Report the count of lines below in which the string "Leitungsopfer" occurs; include nothing else.

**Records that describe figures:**
####
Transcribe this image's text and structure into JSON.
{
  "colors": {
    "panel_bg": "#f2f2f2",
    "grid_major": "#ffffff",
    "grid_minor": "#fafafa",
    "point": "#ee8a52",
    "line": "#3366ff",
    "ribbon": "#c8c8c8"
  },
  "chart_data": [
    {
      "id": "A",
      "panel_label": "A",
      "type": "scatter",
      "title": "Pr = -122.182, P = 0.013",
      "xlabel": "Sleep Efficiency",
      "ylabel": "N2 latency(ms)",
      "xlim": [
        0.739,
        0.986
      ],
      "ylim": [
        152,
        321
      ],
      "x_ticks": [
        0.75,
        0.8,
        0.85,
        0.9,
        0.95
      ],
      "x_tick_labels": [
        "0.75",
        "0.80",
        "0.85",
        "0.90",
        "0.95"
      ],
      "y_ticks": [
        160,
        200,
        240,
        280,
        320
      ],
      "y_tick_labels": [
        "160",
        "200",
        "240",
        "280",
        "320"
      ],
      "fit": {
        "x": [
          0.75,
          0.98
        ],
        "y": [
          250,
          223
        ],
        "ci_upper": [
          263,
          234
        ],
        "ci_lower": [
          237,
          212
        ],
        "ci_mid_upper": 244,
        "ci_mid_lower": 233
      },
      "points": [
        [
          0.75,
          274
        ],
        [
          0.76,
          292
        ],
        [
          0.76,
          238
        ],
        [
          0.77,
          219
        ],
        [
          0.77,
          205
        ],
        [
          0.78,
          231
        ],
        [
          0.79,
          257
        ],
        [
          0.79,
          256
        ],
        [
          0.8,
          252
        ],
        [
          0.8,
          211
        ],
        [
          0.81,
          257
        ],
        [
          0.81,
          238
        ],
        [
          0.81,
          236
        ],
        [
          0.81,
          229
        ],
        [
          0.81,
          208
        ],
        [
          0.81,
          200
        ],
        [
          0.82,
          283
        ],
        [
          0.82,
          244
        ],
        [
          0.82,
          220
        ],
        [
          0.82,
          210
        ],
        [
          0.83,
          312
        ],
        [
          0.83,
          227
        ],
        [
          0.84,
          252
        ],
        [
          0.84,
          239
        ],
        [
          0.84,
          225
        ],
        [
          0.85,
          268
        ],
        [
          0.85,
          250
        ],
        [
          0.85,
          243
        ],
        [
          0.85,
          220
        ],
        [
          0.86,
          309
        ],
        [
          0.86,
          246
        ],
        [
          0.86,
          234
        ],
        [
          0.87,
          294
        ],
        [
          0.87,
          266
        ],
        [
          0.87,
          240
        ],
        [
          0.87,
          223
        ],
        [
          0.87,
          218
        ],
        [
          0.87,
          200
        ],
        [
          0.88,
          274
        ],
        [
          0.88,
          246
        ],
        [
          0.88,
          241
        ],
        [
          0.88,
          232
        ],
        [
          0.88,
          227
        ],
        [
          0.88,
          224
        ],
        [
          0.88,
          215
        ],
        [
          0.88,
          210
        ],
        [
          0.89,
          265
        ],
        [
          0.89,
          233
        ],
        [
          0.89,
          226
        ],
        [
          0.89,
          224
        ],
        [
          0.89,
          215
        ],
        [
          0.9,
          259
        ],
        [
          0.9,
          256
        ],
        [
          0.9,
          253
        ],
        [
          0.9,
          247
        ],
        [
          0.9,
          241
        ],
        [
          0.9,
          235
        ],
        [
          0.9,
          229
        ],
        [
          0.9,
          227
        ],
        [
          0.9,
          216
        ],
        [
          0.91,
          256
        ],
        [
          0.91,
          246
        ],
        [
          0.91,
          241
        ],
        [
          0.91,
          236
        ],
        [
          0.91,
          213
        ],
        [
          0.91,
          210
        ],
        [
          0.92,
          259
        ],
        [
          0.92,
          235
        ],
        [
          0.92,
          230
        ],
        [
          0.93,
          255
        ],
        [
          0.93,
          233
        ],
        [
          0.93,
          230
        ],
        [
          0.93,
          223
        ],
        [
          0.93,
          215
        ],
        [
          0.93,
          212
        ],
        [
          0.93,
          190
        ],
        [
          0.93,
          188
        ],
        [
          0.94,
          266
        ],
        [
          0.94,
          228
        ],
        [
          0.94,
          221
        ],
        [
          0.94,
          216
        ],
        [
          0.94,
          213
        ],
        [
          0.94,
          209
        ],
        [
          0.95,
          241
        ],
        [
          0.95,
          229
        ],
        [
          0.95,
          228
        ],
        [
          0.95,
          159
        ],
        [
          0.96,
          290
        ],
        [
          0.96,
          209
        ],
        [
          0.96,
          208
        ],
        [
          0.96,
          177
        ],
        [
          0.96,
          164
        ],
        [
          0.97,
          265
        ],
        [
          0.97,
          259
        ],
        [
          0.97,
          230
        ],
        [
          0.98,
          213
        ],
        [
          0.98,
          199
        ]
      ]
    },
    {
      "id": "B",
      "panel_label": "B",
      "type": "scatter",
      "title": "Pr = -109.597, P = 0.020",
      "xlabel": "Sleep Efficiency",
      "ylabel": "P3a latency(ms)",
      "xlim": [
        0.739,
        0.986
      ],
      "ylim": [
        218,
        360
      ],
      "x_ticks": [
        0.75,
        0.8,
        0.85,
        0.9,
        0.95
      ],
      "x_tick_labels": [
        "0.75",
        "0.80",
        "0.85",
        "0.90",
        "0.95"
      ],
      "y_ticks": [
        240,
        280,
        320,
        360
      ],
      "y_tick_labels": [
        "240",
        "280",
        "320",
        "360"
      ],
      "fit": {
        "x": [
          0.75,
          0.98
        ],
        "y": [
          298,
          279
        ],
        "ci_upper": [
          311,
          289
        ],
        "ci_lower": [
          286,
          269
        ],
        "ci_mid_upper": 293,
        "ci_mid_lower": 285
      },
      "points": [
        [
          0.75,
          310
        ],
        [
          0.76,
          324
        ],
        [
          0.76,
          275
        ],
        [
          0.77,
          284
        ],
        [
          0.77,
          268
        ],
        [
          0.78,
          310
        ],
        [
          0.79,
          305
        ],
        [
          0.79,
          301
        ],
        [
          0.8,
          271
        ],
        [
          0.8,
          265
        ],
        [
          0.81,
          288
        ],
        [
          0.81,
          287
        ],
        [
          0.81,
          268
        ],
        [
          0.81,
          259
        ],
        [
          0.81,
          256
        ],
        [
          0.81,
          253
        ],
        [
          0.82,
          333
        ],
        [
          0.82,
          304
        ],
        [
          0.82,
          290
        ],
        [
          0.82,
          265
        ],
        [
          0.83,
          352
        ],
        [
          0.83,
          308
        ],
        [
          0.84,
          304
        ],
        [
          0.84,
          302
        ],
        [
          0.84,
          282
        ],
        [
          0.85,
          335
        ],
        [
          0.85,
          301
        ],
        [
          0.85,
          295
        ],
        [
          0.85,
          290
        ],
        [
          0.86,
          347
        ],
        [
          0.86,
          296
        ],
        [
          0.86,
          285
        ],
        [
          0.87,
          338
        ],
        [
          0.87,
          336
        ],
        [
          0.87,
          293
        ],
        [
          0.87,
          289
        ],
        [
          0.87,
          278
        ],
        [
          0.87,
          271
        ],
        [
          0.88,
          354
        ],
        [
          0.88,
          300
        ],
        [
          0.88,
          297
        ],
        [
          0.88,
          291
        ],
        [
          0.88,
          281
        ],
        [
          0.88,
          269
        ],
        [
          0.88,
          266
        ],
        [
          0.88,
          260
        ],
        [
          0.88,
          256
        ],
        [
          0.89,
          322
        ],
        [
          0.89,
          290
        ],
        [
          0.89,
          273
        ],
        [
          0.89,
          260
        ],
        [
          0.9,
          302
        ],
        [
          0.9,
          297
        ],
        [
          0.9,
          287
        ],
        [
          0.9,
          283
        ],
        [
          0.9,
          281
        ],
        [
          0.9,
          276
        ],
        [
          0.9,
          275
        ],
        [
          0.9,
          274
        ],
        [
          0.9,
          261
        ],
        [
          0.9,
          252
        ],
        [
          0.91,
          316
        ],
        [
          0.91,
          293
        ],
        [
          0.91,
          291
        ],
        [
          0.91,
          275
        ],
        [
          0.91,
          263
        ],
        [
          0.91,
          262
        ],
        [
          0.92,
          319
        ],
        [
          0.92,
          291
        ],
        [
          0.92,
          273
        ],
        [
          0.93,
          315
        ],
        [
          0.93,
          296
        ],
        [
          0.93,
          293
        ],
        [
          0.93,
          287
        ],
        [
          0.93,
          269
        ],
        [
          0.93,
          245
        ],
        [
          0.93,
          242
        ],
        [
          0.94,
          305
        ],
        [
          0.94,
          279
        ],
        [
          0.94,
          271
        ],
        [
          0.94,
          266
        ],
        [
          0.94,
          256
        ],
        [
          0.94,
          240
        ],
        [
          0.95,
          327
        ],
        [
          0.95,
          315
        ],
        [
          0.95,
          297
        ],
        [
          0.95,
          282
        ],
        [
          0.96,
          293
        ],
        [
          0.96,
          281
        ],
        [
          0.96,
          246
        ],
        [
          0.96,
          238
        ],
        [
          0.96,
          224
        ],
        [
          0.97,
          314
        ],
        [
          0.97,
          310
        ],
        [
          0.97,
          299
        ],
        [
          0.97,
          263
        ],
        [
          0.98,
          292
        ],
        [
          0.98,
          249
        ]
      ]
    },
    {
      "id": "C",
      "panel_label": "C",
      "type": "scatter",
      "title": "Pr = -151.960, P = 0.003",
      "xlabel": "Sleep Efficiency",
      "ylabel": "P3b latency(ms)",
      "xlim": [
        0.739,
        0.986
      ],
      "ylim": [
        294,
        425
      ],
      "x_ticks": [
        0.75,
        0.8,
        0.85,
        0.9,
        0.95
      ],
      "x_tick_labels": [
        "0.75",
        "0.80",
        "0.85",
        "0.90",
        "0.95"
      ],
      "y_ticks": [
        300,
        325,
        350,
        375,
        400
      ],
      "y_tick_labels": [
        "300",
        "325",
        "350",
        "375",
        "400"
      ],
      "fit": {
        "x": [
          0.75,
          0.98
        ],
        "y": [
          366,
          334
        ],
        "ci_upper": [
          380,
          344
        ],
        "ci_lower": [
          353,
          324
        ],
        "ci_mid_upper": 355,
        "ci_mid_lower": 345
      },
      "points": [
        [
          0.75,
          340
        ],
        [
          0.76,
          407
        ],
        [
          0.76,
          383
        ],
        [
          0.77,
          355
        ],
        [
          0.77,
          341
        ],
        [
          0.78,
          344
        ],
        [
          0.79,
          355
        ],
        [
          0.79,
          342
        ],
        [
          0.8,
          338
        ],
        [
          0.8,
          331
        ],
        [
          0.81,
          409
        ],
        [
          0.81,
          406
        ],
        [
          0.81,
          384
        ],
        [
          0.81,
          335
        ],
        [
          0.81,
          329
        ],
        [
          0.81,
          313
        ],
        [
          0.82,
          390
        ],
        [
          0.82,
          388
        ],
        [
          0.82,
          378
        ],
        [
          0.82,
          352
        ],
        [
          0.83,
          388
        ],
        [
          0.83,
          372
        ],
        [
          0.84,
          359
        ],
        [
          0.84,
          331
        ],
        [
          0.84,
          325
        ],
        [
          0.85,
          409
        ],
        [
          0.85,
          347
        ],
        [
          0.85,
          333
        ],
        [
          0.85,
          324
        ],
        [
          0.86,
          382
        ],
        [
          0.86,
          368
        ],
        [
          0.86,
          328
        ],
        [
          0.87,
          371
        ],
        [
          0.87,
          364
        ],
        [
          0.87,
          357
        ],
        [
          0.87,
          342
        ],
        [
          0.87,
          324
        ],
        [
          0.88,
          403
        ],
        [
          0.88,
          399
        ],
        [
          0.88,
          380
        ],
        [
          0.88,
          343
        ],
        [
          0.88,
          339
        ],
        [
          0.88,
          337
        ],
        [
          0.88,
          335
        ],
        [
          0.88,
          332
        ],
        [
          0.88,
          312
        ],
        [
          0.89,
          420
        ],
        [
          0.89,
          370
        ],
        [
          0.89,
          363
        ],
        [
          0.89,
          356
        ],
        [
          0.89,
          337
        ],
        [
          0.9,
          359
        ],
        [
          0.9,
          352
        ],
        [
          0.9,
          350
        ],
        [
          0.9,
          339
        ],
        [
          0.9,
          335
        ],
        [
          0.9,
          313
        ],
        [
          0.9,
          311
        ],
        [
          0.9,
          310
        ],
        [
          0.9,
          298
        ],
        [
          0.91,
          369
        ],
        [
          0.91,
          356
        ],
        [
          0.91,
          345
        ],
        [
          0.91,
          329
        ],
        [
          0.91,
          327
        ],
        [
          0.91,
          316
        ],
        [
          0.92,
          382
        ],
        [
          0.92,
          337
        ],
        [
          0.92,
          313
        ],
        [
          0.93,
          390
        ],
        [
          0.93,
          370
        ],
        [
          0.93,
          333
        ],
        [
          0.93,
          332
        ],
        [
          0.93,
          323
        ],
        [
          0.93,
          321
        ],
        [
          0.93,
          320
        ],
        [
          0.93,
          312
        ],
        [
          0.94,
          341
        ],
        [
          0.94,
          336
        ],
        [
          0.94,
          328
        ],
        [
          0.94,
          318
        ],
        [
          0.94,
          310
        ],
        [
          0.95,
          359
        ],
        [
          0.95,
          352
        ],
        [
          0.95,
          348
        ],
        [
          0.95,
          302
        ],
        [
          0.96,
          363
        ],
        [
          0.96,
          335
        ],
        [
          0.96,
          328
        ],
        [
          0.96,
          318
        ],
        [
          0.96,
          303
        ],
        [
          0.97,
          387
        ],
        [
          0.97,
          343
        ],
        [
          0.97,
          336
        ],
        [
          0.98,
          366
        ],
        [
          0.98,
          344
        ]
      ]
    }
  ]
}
####
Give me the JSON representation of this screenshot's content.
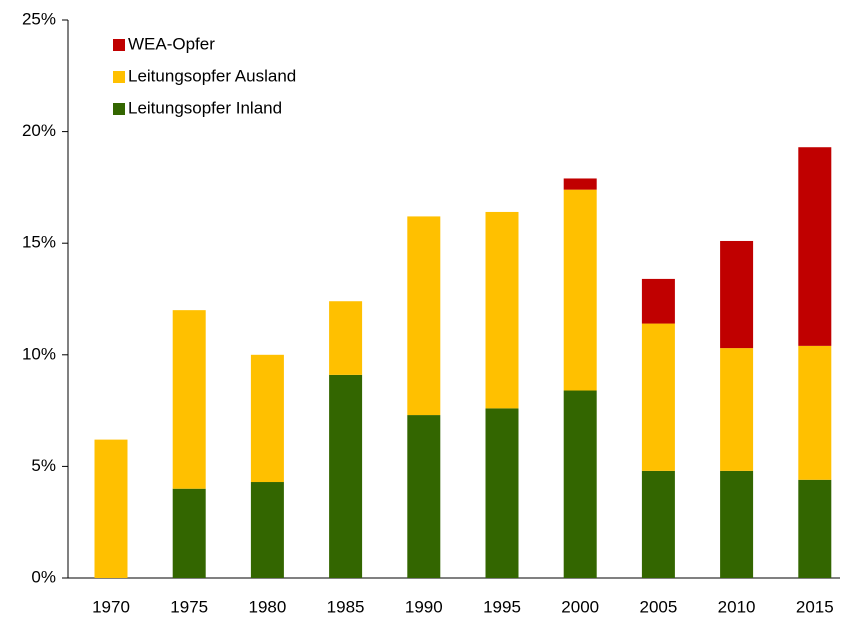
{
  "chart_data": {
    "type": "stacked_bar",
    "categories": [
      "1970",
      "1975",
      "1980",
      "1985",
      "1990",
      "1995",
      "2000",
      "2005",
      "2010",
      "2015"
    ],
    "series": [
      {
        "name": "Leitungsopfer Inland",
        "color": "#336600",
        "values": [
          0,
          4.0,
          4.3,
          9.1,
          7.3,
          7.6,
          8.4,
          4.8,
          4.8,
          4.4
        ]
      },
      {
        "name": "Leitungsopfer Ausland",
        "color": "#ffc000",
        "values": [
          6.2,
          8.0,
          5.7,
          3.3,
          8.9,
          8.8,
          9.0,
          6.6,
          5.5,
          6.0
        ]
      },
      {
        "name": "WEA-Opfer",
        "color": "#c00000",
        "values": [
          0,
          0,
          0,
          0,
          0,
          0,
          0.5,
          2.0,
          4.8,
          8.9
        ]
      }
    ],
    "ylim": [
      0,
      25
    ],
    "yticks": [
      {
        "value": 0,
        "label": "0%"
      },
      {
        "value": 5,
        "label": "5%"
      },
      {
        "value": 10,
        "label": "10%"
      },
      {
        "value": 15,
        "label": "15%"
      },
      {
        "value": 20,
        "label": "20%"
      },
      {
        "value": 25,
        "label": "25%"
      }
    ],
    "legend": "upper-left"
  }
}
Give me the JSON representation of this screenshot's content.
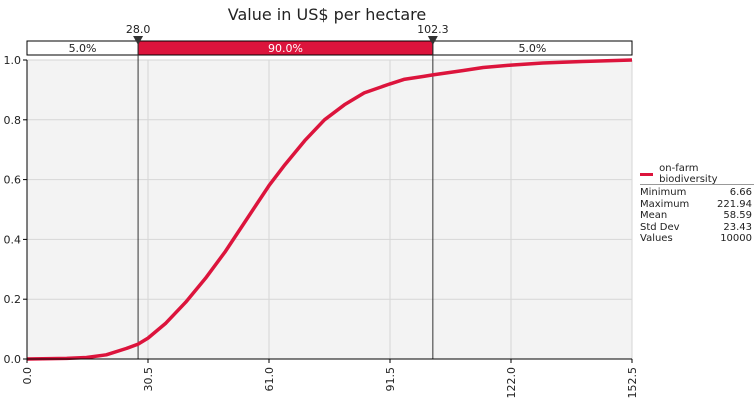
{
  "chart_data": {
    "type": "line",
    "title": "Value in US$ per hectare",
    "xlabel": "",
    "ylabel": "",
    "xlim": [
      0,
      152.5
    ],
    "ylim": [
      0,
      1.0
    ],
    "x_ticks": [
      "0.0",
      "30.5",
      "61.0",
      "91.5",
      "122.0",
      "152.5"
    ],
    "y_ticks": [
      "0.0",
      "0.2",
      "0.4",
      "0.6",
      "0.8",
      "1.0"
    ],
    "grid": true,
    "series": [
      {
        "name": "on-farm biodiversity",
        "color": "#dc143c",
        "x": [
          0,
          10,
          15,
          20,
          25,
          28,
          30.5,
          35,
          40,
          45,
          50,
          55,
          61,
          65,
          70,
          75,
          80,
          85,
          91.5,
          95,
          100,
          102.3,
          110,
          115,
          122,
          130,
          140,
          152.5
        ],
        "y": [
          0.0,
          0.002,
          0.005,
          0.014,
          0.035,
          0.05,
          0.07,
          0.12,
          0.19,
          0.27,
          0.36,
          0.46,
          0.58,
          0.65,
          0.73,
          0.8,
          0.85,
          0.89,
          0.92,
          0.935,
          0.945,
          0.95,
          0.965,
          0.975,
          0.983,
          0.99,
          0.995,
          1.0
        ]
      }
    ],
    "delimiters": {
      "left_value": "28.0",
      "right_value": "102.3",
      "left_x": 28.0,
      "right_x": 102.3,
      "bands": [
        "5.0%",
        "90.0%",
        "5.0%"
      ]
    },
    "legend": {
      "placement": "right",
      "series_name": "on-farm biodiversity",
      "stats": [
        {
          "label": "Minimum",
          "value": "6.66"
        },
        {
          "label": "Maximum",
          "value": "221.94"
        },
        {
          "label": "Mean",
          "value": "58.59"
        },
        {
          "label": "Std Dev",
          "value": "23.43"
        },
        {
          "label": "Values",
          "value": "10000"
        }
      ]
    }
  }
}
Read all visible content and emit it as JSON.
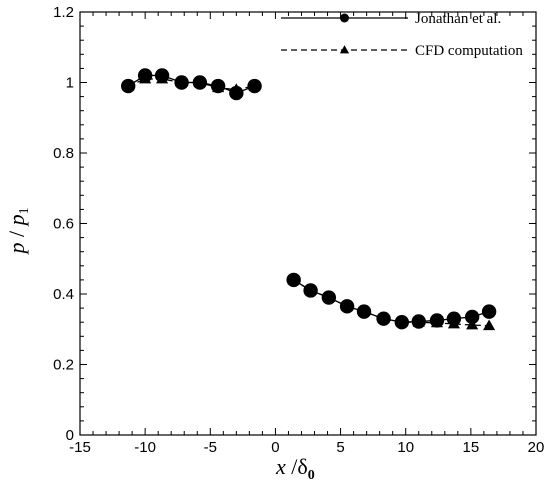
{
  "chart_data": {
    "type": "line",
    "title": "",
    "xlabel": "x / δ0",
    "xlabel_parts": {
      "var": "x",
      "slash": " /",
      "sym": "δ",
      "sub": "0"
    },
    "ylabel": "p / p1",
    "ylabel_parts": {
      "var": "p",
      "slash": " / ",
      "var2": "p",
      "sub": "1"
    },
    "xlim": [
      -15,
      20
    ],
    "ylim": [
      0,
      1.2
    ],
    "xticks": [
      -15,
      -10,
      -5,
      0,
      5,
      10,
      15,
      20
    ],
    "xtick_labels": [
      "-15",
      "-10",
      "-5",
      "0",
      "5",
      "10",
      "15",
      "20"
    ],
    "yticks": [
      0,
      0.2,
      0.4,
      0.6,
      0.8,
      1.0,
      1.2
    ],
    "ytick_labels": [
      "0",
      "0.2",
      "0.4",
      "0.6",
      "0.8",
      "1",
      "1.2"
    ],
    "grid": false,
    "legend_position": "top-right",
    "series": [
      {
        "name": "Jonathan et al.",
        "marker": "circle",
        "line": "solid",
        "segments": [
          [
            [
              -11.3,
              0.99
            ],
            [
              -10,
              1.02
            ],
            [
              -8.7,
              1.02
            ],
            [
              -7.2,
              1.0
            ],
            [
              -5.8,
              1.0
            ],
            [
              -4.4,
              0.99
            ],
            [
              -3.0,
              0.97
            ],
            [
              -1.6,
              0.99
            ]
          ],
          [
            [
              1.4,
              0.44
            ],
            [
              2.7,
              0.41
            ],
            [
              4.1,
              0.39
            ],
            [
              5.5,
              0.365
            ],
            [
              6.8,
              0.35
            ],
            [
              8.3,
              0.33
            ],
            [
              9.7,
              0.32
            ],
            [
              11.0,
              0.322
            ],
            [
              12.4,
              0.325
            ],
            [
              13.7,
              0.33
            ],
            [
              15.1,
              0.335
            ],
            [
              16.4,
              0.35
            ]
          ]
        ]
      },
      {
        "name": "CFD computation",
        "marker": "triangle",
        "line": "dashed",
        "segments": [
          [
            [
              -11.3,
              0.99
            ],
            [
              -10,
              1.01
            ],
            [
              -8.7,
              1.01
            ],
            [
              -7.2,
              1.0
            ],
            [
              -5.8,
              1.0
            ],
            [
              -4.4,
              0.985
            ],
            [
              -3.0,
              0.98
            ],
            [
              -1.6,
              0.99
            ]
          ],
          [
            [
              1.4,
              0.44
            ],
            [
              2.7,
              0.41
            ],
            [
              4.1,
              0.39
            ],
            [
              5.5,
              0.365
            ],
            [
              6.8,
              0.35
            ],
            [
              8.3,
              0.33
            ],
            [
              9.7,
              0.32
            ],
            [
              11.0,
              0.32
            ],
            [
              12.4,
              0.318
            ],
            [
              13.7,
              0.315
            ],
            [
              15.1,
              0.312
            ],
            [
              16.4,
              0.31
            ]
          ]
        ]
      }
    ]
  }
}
####
**EXPECTED OUTPUT:** 2